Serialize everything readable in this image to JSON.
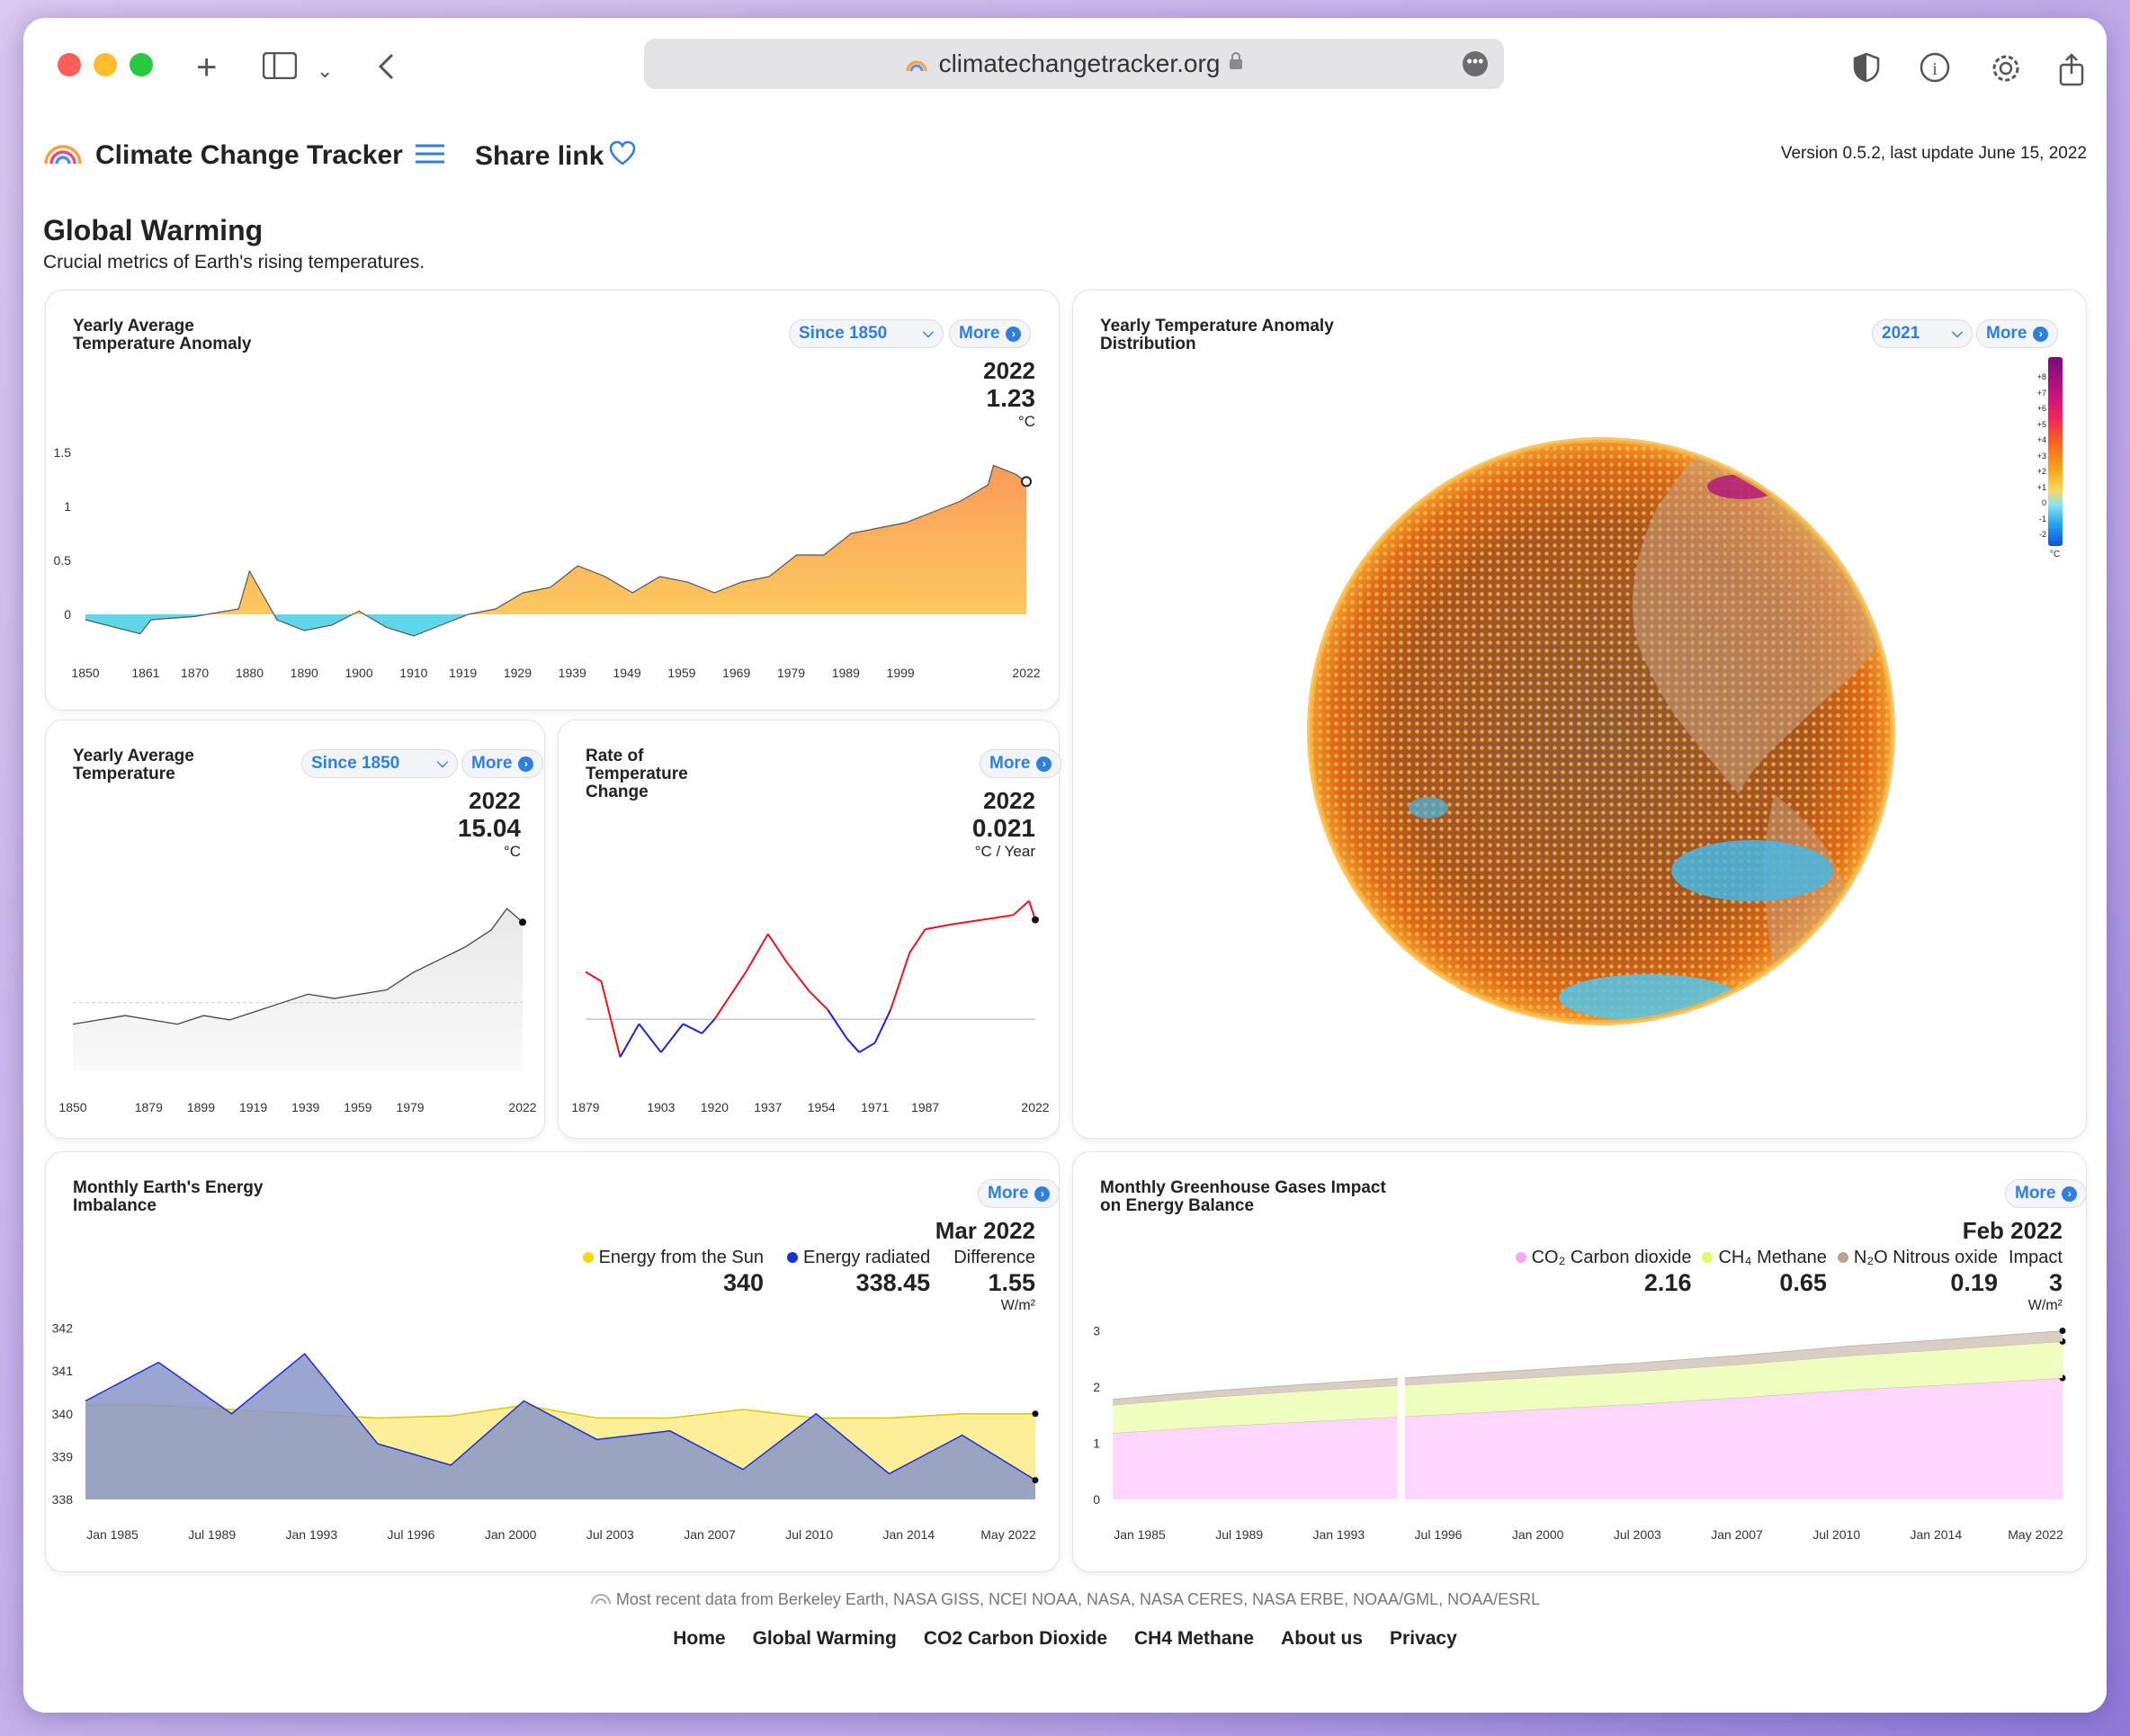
{
  "browser": {
    "url": "climatechangetracker.org"
  },
  "header": {
    "site_title": "Climate Change Tracker",
    "share_label": "Share link",
    "version": "Version 0.5.2, last update June 15, 2022"
  },
  "page": {
    "title": "Global Warming",
    "subtitle": "Crucial metrics of Earth's rising temperatures."
  },
  "cards": {
    "anomaly": {
      "title": "Yearly Average\nTemperature Anomaly",
      "filter": "Since 1850",
      "more": "More",
      "year": "2022",
      "value": "1.23",
      "unit": "°C"
    },
    "distribution": {
      "title": "Yearly Temperature Anomaly\nDistribution",
      "filter": "2021",
      "more": "More",
      "scale_labels": [
        "+8",
        "+7",
        "+6",
        "+5",
        "+4",
        "+3",
        "+2",
        "+1",
        "0",
        "-1",
        "-2"
      ],
      "scale_unit": "°C"
    },
    "avg_temp": {
      "title": "Yearly Average\nTemperature",
      "filter": "Since 1850",
      "more": "More",
      "year": "2022",
      "value": "15.04",
      "unit": "°C"
    },
    "rate": {
      "title": "Rate of\nTemperature\nChange",
      "more": "More",
      "year": "2022",
      "value": "0.021",
      "unit": "°C / Year"
    },
    "energy": {
      "title": "Monthly Earth's Energy\nImbalance",
      "more": "More",
      "date": "Mar 2022",
      "sun_label": "Energy from the Sun",
      "sun_value": "340",
      "rad_label": "Energy radiated",
      "rad_value": "338.45",
      "diff_label": "Difference",
      "diff_value": "1.55",
      "unit": "W/m²"
    },
    "ghg": {
      "title": "Monthly Greenhouse Gases Impact\non Energy Balance",
      "more": "More",
      "date": "Feb 2022",
      "co2_label": "CO₂ Carbon dioxide",
      "co2_value": "2.16",
      "ch4_label": "CH₄ Methane",
      "ch4_value": "0.65",
      "n2o_label": "N₂O Nitrous oxide",
      "n2o_value": "0.19",
      "impact_label": "Impact",
      "impact_value": "3",
      "unit": "W/m²"
    }
  },
  "chart_data": [
    {
      "id": "anomaly",
      "type": "area",
      "x_ticks": [
        "1850",
        "1861",
        "1870",
        "1880",
        "1890",
        "1900",
        "1910",
        "1919",
        "1929",
        "1939",
        "1949",
        "1959",
        "1969",
        "1979",
        "1989",
        "1999",
        "2022"
      ],
      "y_ticks": [
        "1.5",
        "1",
        "0.5",
        "0"
      ],
      "ylim": [
        -0.25,
        1.5
      ],
      "x": [
        1850,
        1860,
        1862,
        1870,
        1878,
        1880,
        1885,
        1890,
        1895,
        1900,
        1905,
        1910,
        1915,
        1920,
        1925,
        1930,
        1935,
        1940,
        1945,
        1950,
        1955,
        1960,
        1965,
        1970,
        1975,
        1980,
        1985,
        1990,
        1995,
        2000,
        2005,
        2010,
        2015,
        2016,
        2020,
        2022
      ],
      "values": [
        -0.05,
        -0.18,
        -0.05,
        -0.02,
        0.05,
        0.4,
        -0.05,
        -0.15,
        -0.1,
        0.03,
        -0.12,
        -0.2,
        -0.1,
        0.0,
        0.05,
        0.2,
        0.25,
        0.45,
        0.35,
        0.2,
        0.35,
        0.3,
        0.2,
        0.3,
        0.35,
        0.55,
        0.55,
        0.75,
        0.8,
        0.85,
        0.95,
        1.05,
        1.2,
        1.38,
        1.3,
        1.23
      ],
      "colors": {
        "positive": "#f9a44f",
        "negative": "#5fd7e8"
      }
    },
    {
      "id": "avg_temp",
      "type": "line",
      "x_ticks": [
        "1850",
        "1879",
        "1899",
        "1919",
        "1939",
        "1959",
        "1979",
        "2022"
      ],
      "x": [
        1850,
        1860,
        1870,
        1880,
        1890,
        1900,
        1910,
        1920,
        1930,
        1940,
        1950,
        1960,
        1970,
        1980,
        1990,
        2000,
        2010,
        2016,
        2022
      ],
      "values": [
        13.85,
        13.9,
        13.95,
        13.9,
        13.85,
        13.95,
        13.9,
        14.0,
        14.1,
        14.2,
        14.15,
        14.2,
        14.25,
        14.45,
        14.6,
        14.75,
        14.95,
        15.2,
        15.04
      ]
    },
    {
      "id": "rate",
      "type": "line",
      "x_ticks": [
        "1879",
        "1903",
        "1920",
        "1937",
        "1954",
        "1971",
        "1987",
        "2022"
      ],
      "x": [
        1879,
        1884,
        1890,
        1896,
        1903,
        1910,
        1916,
        1920,
        1925,
        1930,
        1937,
        1943,
        1950,
        1956,
        1962,
        1966,
        1971,
        1976,
        1982,
        1987,
        1995,
        2005,
        2015,
        2020,
        2022
      ],
      "values": [
        0.01,
        0.008,
        -0.008,
        -0.001,
        -0.007,
        -0.001,
        -0.003,
        0.0,
        0.005,
        0.01,
        0.018,
        0.012,
        0.006,
        0.002,
        -0.004,
        -0.007,
        -0.005,
        0.002,
        0.014,
        0.019,
        0.02,
        0.021,
        0.022,
        0.025,
        0.021
      ],
      "colors": {
        "positive": "#e8141f",
        "negative": "#1a23d6"
      }
    },
    {
      "id": "energy",
      "type": "area",
      "x_ticks": [
        "Jan 1985",
        "Jul 1989",
        "Jan 1993",
        "Jul 1996",
        "Jan 2000",
        "Jul 2003",
        "Jan 2007",
        "Jul 2010",
        "Jan 2014",
        "May 2022"
      ],
      "y_ticks": [
        "342",
        "341",
        "340",
        "339",
        "338"
      ],
      "ylim": [
        338,
        342.2
      ],
      "series": [
        {
          "name": "Energy from the Sun",
          "color": "#f5d90a",
          "values": [
            340.2,
            340.2,
            340.1,
            340.0,
            339.9,
            339.95,
            340.2,
            339.9,
            339.9,
            340.1,
            339.9,
            339.9,
            340.0,
            340.0
          ]
        },
        {
          "name": "Energy radiated",
          "color": "#1b2fd4",
          "values": [
            340.3,
            341.2,
            340.0,
            341.4,
            339.3,
            338.8,
            340.3,
            339.4,
            339.6,
            338.7,
            340.0,
            338.6,
            339.5,
            338.45
          ]
        }
      ]
    },
    {
      "id": "ghg",
      "type": "area",
      "x_ticks": [
        "Jan 1985",
        "Jul 1989",
        "Jan 1993",
        "Jul 1996",
        "Jan 2000",
        "Jul 2003",
        "Jan 2007",
        "Jul 2010",
        "Jan 2014",
        "May 2022"
      ],
      "y_ticks": [
        "3",
        "2",
        "1",
        "0"
      ],
      "ylim": [
        0,
        3.2
      ],
      "series": [
        {
          "name": "CO₂ Carbon dioxide",
          "color": "#ffd6ff",
          "values": [
            1.18,
            1.3,
            1.4,
            1.5,
            1.6,
            1.7,
            1.82,
            1.95,
            2.05,
            2.16
          ]
        },
        {
          "name": "CH₄ Methane",
          "color": "#eeffc0",
          "values": [
            0.5,
            0.53,
            0.55,
            0.56,
            0.57,
            0.58,
            0.59,
            0.61,
            0.63,
            0.65
          ]
        },
        {
          "name": "N₂O Nitrous oxide",
          "color": "#d7cfc5",
          "values": [
            0.1,
            0.11,
            0.12,
            0.13,
            0.14,
            0.15,
            0.16,
            0.17,
            0.18,
            0.19
          ]
        }
      ]
    }
  ],
  "footer": {
    "sources": "Most recent data from Berkeley Earth, NASA GISS, NCEI NOAA, NASA, NASA CERES, NASA ERBE, NOAA/GML, NOAA/ESRL",
    "nav": [
      "Home",
      "Global Warming",
      "CO2 Carbon Dioxide",
      "CH4 Methane",
      "About us",
      "Privacy"
    ]
  }
}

:::::

Identify and copy all lines with the word "name".

          "name": "Energy from the Sun",
          "name": "Energy radiated",
          "name": "CO₂ Carbon dioxide",
          "name": "CH₄ Methane",
          "name": "N₂O Nitrous oxide",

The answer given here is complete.